SHORT TASK: Pick out every line in the data below that holds "Area".

SUPPLIED ENTRIES:

- - -

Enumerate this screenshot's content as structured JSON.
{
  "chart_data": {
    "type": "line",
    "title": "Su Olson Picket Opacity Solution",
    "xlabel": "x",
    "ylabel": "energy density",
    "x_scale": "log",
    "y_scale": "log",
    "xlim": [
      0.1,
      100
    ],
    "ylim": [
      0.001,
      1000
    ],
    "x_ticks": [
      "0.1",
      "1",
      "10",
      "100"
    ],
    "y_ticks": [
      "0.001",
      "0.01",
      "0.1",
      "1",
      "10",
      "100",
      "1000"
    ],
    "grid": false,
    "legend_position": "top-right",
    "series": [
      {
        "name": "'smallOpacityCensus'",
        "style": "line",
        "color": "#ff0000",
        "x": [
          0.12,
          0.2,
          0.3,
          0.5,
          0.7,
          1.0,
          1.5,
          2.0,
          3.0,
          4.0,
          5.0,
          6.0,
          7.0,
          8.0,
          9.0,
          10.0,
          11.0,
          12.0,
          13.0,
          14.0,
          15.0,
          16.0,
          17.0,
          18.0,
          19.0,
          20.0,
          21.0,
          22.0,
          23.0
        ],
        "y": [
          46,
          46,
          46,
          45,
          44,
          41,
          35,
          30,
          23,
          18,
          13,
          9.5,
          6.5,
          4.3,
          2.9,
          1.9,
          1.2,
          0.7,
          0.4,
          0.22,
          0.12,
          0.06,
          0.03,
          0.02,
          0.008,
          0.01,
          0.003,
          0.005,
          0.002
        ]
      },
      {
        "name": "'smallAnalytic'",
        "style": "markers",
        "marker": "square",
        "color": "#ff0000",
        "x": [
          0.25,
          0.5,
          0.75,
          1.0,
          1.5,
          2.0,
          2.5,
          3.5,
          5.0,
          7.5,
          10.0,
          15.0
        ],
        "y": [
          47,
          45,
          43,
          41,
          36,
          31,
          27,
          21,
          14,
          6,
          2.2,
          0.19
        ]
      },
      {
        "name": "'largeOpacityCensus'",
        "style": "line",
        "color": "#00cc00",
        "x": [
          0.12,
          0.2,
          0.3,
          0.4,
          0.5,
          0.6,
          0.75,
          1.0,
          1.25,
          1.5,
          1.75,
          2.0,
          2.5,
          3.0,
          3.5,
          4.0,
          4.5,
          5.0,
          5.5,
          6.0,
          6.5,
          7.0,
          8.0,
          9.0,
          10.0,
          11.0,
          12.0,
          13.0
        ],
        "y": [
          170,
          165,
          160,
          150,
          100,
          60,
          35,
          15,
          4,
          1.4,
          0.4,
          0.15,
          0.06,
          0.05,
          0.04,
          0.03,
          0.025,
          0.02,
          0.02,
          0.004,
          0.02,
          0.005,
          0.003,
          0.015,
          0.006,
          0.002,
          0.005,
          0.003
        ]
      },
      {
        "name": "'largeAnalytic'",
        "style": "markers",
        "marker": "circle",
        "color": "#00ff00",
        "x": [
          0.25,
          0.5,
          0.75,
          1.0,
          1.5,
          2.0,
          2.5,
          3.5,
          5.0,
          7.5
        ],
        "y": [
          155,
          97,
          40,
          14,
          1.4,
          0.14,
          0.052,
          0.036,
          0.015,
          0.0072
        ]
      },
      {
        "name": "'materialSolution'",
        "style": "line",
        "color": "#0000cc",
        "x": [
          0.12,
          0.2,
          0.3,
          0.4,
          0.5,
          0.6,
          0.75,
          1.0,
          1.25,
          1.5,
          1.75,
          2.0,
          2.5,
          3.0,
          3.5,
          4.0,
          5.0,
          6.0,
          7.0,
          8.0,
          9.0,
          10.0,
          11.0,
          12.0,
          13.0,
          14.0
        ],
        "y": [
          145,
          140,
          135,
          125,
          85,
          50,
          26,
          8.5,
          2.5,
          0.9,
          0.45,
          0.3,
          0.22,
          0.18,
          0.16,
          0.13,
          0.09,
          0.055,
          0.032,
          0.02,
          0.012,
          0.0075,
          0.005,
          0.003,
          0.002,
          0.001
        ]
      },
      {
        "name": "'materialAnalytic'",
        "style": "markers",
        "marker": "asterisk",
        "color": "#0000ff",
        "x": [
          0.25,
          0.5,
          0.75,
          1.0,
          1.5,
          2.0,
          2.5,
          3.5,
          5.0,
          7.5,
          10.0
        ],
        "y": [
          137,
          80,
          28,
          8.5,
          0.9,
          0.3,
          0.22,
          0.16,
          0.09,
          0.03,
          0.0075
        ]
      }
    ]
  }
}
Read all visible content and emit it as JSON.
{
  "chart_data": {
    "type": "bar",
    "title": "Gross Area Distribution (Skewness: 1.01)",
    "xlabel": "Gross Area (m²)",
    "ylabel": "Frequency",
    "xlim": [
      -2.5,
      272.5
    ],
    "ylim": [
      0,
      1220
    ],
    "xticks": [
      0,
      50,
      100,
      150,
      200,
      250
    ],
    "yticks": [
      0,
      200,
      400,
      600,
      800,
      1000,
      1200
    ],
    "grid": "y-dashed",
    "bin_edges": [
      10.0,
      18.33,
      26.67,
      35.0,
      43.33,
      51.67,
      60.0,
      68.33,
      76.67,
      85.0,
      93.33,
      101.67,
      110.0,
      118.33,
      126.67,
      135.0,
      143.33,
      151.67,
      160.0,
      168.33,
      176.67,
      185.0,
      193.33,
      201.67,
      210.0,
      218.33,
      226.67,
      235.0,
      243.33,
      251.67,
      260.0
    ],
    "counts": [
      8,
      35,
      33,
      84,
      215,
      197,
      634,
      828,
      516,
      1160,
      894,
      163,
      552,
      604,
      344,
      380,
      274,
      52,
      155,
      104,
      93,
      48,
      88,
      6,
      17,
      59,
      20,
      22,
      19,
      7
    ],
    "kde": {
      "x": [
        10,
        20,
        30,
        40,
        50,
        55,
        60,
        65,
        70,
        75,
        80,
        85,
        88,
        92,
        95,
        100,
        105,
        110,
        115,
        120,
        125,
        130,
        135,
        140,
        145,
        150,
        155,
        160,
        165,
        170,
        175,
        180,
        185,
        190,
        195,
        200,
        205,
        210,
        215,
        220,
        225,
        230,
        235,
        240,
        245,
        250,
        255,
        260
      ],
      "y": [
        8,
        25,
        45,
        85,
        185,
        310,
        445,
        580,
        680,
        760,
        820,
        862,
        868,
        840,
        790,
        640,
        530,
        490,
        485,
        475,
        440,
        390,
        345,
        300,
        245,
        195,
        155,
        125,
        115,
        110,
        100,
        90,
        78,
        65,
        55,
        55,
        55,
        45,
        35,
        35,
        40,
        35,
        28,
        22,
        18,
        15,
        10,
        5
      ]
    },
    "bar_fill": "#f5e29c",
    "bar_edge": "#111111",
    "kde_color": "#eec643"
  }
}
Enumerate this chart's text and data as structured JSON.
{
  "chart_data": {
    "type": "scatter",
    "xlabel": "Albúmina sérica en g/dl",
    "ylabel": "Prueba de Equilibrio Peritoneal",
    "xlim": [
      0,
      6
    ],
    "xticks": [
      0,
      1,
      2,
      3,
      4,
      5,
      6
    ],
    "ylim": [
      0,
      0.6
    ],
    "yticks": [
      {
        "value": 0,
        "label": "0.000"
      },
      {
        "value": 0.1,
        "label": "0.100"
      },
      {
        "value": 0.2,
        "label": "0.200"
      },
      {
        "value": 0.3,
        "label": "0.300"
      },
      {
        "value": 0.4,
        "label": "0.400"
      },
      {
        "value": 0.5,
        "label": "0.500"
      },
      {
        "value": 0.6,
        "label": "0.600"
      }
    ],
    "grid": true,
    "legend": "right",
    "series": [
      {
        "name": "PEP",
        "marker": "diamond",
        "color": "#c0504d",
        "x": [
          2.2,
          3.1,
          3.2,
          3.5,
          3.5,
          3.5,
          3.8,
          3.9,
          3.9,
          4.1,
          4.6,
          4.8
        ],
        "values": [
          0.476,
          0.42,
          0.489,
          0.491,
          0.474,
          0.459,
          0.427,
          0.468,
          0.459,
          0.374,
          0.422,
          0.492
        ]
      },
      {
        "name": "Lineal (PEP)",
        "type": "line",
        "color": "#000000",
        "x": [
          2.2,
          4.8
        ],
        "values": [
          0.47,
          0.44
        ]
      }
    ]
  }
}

- - -

RESULT OF THE EXERCISE:
    "title": "Gross Area Distribution (Skewness: 1.01)",
    "xlabel": "Gross Area (m²)",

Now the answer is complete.